Western blotting showed an enrichment of the RPA-1 antigen in the immunoprecipitated material from kidney; however, Coomassie and silver stained gels did not show any distinct protein bands in the corresponding regions of the gel (data not shown). There were several faint bands within the region corresponding to the immunoreactivity and these were cut out of the gel and the protein extracted for mass spectrometry. The proteins identified are shown in Table 1 . Immunoprecipitated material from urine also showed an enrichment of the RPA-1 signal. In urine a band could be detected on the silver stained gel and a very faint band on the Coomassie gel. However, mass spectrometry analysis failed to identify any proteins in these samples.

Table 1.

Proteins identified from immunoprecipitation of rat kidney papilla with the RPA-1 antibody.

» **Given records**
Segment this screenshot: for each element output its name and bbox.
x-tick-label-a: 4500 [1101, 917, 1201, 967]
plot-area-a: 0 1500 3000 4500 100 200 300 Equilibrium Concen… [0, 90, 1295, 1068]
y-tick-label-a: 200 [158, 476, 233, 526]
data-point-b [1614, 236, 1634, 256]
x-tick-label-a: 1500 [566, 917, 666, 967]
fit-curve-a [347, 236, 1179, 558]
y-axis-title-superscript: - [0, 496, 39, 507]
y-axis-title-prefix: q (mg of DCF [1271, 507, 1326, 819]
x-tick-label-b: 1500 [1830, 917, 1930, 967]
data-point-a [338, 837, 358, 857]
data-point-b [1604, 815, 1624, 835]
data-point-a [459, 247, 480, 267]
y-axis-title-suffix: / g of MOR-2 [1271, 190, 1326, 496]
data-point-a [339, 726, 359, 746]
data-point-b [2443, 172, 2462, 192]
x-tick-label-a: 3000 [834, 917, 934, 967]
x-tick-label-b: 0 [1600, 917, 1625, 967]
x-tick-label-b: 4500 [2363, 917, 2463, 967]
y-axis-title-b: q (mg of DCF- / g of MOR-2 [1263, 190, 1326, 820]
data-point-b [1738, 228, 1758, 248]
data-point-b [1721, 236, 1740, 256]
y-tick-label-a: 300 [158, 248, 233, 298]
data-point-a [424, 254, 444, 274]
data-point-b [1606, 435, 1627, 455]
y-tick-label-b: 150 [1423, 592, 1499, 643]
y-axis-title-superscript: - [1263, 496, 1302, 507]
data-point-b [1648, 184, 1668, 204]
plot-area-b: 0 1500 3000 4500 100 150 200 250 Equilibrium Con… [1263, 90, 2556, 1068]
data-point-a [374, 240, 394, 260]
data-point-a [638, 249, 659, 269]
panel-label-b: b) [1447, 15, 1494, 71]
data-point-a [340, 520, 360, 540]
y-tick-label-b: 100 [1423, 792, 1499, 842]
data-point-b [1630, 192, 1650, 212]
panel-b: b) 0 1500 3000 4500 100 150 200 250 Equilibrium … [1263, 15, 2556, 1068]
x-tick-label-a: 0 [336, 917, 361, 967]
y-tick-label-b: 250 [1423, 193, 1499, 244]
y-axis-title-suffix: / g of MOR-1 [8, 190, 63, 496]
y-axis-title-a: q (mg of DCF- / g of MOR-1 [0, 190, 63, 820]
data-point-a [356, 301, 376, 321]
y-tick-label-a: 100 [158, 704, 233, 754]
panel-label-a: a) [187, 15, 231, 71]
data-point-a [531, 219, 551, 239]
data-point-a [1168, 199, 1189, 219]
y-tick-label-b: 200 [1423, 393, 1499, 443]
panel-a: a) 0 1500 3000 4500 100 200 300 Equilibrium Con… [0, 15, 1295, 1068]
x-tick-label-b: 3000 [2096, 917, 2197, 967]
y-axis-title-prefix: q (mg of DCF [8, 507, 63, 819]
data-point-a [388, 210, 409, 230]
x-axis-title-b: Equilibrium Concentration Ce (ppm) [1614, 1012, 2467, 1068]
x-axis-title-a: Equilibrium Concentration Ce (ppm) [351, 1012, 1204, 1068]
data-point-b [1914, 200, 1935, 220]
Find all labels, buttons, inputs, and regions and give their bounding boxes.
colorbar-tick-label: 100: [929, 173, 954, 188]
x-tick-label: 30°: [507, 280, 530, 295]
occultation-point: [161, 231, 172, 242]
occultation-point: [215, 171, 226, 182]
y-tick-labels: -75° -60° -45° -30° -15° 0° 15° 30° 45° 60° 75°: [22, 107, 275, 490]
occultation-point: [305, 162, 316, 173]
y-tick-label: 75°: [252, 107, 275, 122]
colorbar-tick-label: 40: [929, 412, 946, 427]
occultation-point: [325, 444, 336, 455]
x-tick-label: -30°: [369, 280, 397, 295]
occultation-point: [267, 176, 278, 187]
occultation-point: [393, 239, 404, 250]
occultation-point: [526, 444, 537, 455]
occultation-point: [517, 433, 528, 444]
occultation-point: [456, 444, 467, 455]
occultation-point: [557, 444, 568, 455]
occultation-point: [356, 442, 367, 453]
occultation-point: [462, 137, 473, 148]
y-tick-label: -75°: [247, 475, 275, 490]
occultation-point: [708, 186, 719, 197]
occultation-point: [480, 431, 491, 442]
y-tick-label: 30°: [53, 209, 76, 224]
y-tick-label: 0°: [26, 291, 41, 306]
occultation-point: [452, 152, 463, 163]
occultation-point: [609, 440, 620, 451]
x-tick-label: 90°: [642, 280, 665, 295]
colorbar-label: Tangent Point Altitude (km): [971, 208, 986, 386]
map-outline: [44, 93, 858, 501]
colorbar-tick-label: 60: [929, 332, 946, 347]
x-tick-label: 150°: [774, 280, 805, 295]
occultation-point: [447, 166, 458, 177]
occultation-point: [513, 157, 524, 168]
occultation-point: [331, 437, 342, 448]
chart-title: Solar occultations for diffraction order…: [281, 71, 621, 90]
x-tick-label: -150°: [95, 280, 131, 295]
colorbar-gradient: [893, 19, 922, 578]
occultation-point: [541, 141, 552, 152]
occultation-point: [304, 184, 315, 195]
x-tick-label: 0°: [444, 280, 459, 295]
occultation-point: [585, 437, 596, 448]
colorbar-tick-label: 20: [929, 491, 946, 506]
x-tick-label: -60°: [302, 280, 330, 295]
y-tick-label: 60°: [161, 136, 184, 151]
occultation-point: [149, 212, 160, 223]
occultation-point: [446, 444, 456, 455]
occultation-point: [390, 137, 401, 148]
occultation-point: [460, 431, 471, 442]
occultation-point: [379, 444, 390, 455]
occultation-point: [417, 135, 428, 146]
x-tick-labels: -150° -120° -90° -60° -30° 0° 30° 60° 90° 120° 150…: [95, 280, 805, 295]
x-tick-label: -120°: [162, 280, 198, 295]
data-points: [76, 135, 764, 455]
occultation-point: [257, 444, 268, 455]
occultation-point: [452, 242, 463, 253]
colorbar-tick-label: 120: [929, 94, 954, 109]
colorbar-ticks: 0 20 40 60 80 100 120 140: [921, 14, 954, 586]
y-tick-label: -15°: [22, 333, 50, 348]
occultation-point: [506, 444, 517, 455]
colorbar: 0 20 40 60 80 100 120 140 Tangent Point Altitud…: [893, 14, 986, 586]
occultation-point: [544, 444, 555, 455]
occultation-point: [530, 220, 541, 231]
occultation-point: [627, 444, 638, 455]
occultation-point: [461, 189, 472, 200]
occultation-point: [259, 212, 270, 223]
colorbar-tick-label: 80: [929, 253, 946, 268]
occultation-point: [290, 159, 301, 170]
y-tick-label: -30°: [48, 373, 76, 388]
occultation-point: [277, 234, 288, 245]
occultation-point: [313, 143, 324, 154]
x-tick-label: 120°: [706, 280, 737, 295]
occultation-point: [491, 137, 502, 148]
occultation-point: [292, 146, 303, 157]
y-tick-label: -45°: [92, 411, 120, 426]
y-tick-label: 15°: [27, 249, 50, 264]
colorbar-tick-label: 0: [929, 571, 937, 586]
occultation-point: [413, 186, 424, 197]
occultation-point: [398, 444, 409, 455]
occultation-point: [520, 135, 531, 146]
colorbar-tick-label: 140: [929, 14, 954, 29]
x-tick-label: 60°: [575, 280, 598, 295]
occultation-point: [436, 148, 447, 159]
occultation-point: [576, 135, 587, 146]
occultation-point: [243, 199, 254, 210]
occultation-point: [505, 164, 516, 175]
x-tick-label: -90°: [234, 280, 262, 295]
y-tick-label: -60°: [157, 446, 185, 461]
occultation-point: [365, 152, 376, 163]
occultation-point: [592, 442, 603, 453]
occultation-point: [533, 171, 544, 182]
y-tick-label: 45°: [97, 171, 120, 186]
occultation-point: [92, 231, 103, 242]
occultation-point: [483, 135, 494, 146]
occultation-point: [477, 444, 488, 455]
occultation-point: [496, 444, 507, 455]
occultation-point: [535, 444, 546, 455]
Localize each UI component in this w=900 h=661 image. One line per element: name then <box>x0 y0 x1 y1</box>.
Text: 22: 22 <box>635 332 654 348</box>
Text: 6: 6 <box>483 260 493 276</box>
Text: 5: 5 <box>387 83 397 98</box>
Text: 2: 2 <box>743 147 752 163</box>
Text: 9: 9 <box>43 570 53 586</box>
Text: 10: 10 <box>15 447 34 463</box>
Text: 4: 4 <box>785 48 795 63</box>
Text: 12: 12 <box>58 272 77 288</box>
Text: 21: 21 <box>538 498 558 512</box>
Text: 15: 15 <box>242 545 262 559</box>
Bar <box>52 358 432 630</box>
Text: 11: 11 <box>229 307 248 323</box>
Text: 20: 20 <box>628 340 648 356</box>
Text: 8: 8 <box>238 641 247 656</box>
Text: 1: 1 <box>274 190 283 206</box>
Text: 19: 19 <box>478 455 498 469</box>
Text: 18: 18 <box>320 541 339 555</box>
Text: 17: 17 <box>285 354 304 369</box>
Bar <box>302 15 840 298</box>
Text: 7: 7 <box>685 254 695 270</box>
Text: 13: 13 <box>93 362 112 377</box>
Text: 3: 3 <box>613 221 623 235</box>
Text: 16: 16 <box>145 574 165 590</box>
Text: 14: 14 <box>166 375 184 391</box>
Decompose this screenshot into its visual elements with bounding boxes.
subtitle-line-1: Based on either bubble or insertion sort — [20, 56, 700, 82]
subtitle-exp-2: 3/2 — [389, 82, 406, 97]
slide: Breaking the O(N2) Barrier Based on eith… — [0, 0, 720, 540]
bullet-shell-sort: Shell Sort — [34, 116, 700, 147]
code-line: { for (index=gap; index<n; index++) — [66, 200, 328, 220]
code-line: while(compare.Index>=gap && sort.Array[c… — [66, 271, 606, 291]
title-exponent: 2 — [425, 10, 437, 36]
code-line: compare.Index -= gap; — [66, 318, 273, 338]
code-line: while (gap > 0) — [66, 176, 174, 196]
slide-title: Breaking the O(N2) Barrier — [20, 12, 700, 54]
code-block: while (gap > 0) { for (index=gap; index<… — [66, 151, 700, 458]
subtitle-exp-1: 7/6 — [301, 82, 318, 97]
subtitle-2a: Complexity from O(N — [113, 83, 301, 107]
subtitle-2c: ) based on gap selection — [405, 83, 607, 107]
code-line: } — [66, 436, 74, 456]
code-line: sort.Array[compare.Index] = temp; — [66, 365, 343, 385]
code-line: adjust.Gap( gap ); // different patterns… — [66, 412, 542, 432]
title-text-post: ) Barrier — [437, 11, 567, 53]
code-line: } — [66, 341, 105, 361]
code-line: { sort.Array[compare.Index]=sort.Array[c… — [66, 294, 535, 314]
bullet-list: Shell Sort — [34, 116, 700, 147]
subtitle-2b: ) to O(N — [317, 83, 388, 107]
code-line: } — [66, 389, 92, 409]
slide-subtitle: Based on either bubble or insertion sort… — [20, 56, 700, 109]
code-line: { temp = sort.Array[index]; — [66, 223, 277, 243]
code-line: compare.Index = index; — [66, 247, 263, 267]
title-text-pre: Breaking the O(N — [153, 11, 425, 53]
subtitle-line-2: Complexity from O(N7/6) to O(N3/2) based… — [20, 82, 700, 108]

» **Study questions**
**1.** In the passage on RPA-1 immunoprecipitation, why were certain faint bands cut from the kidney gel for mass spectrometry? Answer in one to three sentences.
**2.** Decide whether each statement agrees with the passage on RPA-1 immunoprecipitation. Answer yes or no and quote the deciding words.
(a) Coomassie and silver stained gels of the kidney material showed distinct protein bands in the regions matching the immunoreactivity.
(b) In urine, a band could be detected on the silver stained gel.
(c) Mass spectrometry identified proteins in the urine samples.
**3.** Extend the passage on RPA-1 immunoprecipitation from the point where it stops.
None of these tasks requires the material.

» **Expected outputs**
**1.** The faint bands lay within the gel region corresponding to the RPA-1 immunoreactivity seen on Western blotting. Coomassie and silver stained gels showed no distinct protein bands in that region.

**2.**
(a) No: "Coomassie and silver stained gels did not show any distinct protein bands in the corresponding regions of the gel"
(b) Yes: "In urine a band could be detected on the silver stained gel"
(c) No: "mass spectrometry analysis failed to identify any proteins in these samples"

**3.**
Protein	Molecular weight	Confidence
Actin beta—rat	42	3
Agrin precursor	209	3
ATP synthase alpha chain, mitochondrial precursor	59	1
Basement membrane-specific heparan sulfate proteoglycan core protein precursor	398	3
Collagen alpha 1(XVIII) chain precursor	182	3
Collagen alpha 2(I) chain precursor	129	3
Collagen alpha3(VI) precursor	186	2
Fibrinogen alpha chain precursor	87	1
Fibrinogen gamma chain precursor	51	1
Fibronectin precursor	272	3
Histone H2B	14	1
Inter-alpha-trypsin inhibitor heavy chain H2 precursor	106	1
Laminin beta-1 chain precursor	197	1
Myosin-10	229	3
Myosin-9	226	3
Neuronal myosin heavy chain	231	1
Nidogen-2 precursor	154	2
Transglutaminase 2, C polypeptide	77	3
Tubulointerstitial nephritis antigen-like precursor	55	3

None of the proteins identified from kidney were known to possess the same collecting duct cell specificity as RPA-1. One of the proteins identified from several bands was heparan sulphate proteoglycan (HSPG), also known as perlecan. Perlecan was investigated further because of it being a large proteglycan. However, this protein is not collecting duct specific and is usually expressed predominantly on the basolateral membrane. Removal of glycans using either heparanase or chondroitinase ABC had no effect on the molecular weight of RPA-1 (assessed by western blotting), suggesting the identity of RPA-1 was unlikely to be a proteoglycan such as perlecan.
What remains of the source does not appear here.